DATA SHOWN:

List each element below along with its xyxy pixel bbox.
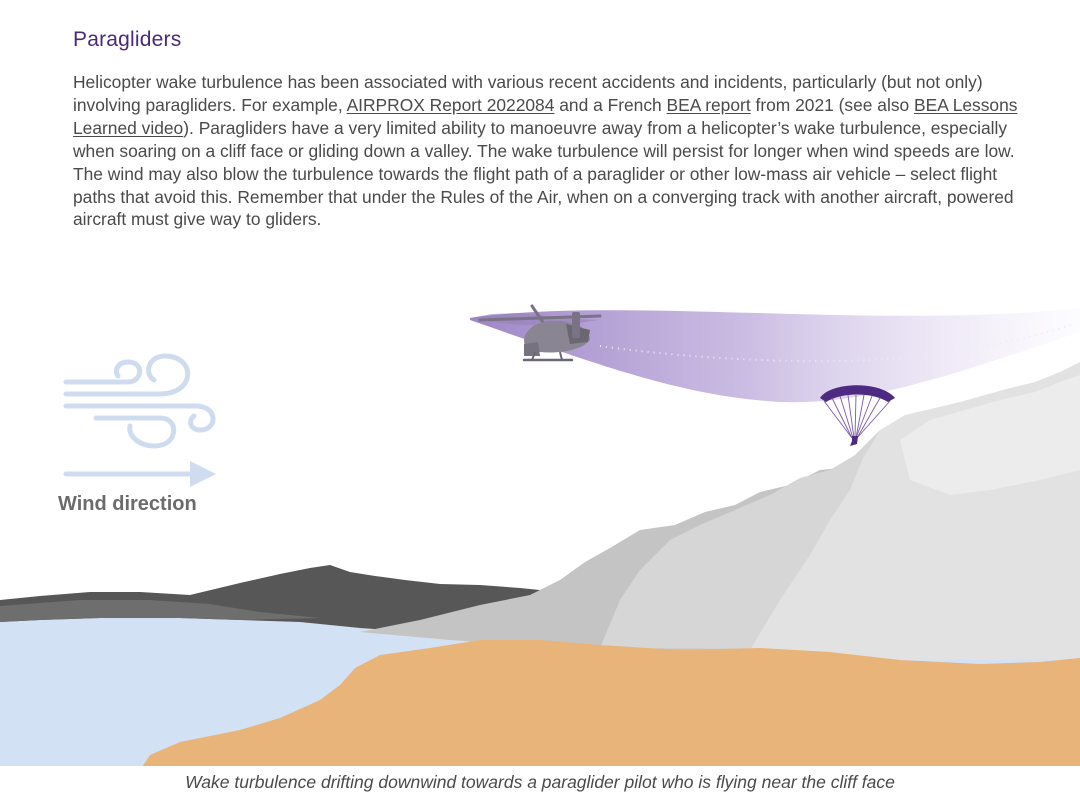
bea-video-link[interactable]: BEA Lessons Learned video [73,94,1018,138]
helicopter-icon [470,304,602,362]
wind-direction-label: Wind direction [58,493,197,515]
section-title: Paragliders [73,28,182,51]
body-text-3: from 2021 (see also [750,94,915,115]
paraglider-icon [820,385,895,446]
caption-bar [0,766,1080,798]
cliff-top-light [900,375,1080,495]
body-text-4: ). Paragliders have a very limited abili… [73,117,1015,230]
body-paragraph: Helicopter wake turbulence has been asso… [73,71,1033,231]
wind-gust-icon [63,353,216,449]
airprox-report-link[interactable]: AIRPROX Report 2022084 [346,94,555,115]
body-text-1: Helicopter wake turbulence has been asso… [73,72,983,115]
beach [140,640,1080,770]
wind-arrow-icon [63,461,216,487]
wake-turbulence-trail [470,308,1080,403]
figure-caption: Wake turbulence drifting downwind toward… [185,772,895,792]
bea-report-link[interactable]: BEA report [666,94,751,115]
hills-shade [0,600,320,622]
body-text-2: and a French [554,94,667,115]
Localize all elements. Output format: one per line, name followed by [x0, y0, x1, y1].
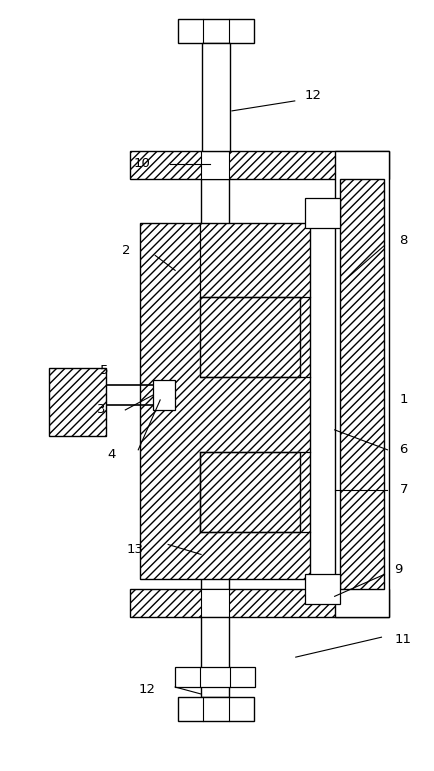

BRIEF: Can you copy out the text of every item above word for word, leaving the pictures out?

SOLUTION TO THIS EXERCISE:
List each element below along with its xyxy pixel bbox.
bea-video-link[interactable]: BEA Lessons Learned video [73,94,1018,138]
helicopter-icon [470,304,602,362]
wind-direction-label: Wind direction [58,493,197,515]
section-title: Paragliders [73,28,182,51]
body-text-3: from 2021 (see also [750,94,915,115]
paraglider-icon [820,385,895,446]
caption-bar [0,766,1080,798]
cliff-top-light [900,375,1080,495]
body-text-4: ). Paragliders have a very limited abili… [73,117,1015,230]
body-paragraph: Helicopter wake turbulence has been asso… [73,71,1033,231]
wind-gust-icon [63,353,216,449]
airprox-report-link[interactable]: AIRPROX Report 2022084 [346,94,555,115]
body-text-1: Helicopter wake turbulence has been asso… [73,72,983,115]
beach [140,640,1080,770]
wind-arrow-icon [63,461,216,487]
wake-turbulence-trail [470,308,1080,403]
figure-caption: Wake turbulence drifting downwind toward… [185,772,895,792]
bea-report-link[interactable]: BEA report [666,94,751,115]
hills-shade [0,600,320,622]
body-text-2: and a French [554,94,667,115]
Localize all elements. Output format: one per line, name followed by [x0, y0, x1, y1].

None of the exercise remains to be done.